▶ Description of the task: Print out the entries below with no edits.

[Collected data]
+ + + +

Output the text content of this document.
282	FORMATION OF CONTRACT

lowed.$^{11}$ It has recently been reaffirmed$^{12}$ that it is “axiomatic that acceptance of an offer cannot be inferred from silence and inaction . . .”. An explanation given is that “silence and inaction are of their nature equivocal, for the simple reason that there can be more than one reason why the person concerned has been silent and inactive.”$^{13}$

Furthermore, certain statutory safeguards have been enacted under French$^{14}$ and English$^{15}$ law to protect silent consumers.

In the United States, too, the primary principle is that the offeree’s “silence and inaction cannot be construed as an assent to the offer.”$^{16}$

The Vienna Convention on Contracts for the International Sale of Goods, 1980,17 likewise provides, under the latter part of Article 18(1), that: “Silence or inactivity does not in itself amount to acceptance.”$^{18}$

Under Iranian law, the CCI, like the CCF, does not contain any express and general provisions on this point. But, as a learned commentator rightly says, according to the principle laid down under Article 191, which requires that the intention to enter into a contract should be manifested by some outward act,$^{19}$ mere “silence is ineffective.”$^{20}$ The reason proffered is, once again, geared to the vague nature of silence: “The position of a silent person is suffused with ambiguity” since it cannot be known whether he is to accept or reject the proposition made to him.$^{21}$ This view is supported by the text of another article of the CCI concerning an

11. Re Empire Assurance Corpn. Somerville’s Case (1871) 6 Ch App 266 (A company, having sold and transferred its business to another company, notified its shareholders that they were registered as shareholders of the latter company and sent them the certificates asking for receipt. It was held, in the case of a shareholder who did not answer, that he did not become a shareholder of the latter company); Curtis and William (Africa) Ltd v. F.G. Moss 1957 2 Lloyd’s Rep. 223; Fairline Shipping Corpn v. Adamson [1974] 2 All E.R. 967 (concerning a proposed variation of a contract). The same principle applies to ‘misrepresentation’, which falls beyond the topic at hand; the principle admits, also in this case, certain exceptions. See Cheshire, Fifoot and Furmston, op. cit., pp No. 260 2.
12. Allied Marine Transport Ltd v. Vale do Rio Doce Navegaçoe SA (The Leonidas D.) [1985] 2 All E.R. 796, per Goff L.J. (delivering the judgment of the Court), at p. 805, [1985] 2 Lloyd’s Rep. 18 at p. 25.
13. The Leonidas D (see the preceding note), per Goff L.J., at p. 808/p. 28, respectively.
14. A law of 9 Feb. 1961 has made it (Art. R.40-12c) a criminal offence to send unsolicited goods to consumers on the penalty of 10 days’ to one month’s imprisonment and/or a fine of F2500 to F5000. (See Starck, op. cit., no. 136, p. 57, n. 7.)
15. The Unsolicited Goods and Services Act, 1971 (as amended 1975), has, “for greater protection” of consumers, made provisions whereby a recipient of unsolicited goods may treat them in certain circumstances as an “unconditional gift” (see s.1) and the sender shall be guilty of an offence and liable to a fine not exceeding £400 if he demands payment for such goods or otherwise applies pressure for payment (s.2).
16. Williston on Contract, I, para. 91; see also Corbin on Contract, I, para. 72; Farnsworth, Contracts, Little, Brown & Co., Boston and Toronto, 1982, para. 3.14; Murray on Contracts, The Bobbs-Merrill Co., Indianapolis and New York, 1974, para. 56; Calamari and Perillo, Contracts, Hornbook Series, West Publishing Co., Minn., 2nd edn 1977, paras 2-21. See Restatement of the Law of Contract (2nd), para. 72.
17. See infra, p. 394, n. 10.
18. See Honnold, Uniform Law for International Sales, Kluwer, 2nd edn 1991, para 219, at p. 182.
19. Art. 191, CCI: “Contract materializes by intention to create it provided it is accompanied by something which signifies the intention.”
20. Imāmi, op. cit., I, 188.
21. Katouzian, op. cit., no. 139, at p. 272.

+ + + +

▶ Task response:
Output the text content of this document.
282	FORMATION OF CONTRACT

lowed.$^{11}$ It has recently been reaffirmed$^{12}$ that it is “axiomatic that acceptance of an offer cannot be inferred from silence and inaction . . .”. An explanation given is that “silence and inaction are of their nature equivocal, for the simple reason that there can be more than one reason why the person concerned has been silent and inactive.”$^{13}$

Furthermore, certain statutory safeguards have been enacted under French$^{14}$ and English$^{15}$ law to protect silent consumers.

In the United States, too, the primary principle is that the offeree’s “silence and inaction cannot be construed as an assent to the offer.”$^{16}$

The Vienna Convention on Contracts for the International Sale of Goods, 1980,17 likewise provides, under the latter part of Article 18(1), that: “Silence or inactivity does not in itself amount to acceptance.”$^{18}$

Under Iranian law, the CCI, like the CCF, does not contain any express and general provisions on this point. But, as a learned commentator rightly says, according to the principle laid down under Article 191, which requires that the intention to enter into a contract should be manifested by some outward act,$^{19}$ mere “silence is ineffective.”$^{20}$ The reason proffered is, once again, geared to the vague nature of silence: “The position of a silent person is suffused with ambiguity” since it cannot be known whether he is to accept or reject the proposition made to him.$^{21}$ This view is supported by the text of another article of the CCI concerning an

11. Re Empire Assurance Corpn. Somerville’s Case (1871) 6 Ch App 266 (A company, having sold and transferred its business to another company, notified its shareholders that they were registered as shareholders of the latter company and sent them the certificates asking for receipt. It was held, in the case of a shareholder who did not answer, that he did not become a shareholder of the latter company); Curtis and William (Africa) Ltd v. F.G. Moss 1957 2 Lloyd’s Rep. 223; Fairline Shipping Corpn v. Adamson [1974] 2 All E.R. 967 (concerning a proposed variation of a contract). The same principle applies to ‘misrepresentation’, which falls beyond the topic at hand; the principle admits, also in this case, certain exceptions. See Cheshire, Fifoot and Furmston, op. cit., pp No. 260 2.
12. Allied Marine Transport Ltd v. Vale do Rio Doce Navegaçoe SA (The Leonidas D.) [1985] 2 All E.R. 796, per Goff L.J. (delivering the judgment of the Court), at p. 805, [1985] 2 Lloyd’s Rep. 18 at p. 25.
13. The Leonidas D (see the preceding note), per Goff L.J., at p. 808/p. 28, respectively.
14. A law of 9 Feb. 1961 has made it (Art. R.40-12c) a criminal offence to send unsolicited goods to consumers on the penalty of 10 days’ to one month’s imprisonment and/or a fine of F2500 to F5000. (See Starck, op. cit., no. 136, p. 57, n. 7.)
15. The Unsolicited Goods and Services Act, 1971 (as amended 1975), has, “for greater protection” of consumers, made provisions whereby a recipient of unsolicited goods may treat them in certain circumstances as an “unconditional gift” (see s.1) and the sender shall be guilty of an offence and liable to a fine not exceeding £400 if he demands payment for such goods or otherwise applies pressure for payment (s.2).
16. Williston on Contract, I, para. 91; see also Corbin on Contract, I, para. 72; Farnsworth, Contracts, Little, Brown & Co., Boston and Toronto, 1982, para. 3.14; Murray on Contracts, The Bobbs-Merrill Co., Indianapolis and New York, 1974, para. 56; Calamari and Perillo, Contracts, Hornbook Series, West Publishing Co., Minn., 2nd edn 1977, paras 2-21. See Restatement of the Law of Contract (2nd), para. 72.
17. See infra, p. 394, n. 10.
18. See Honnold, Uniform Law for International Sales, Kluwer, 2nd edn 1991, para 219, at p. 182.
19. Art. 191, CCI: “Contract materializes by intention to create it provided it is accompanied by something which signifies the intention.”
20. Imāmi, op. cit., I, 188.
21. Katouzian, op. cit., no. 139, at p. 272.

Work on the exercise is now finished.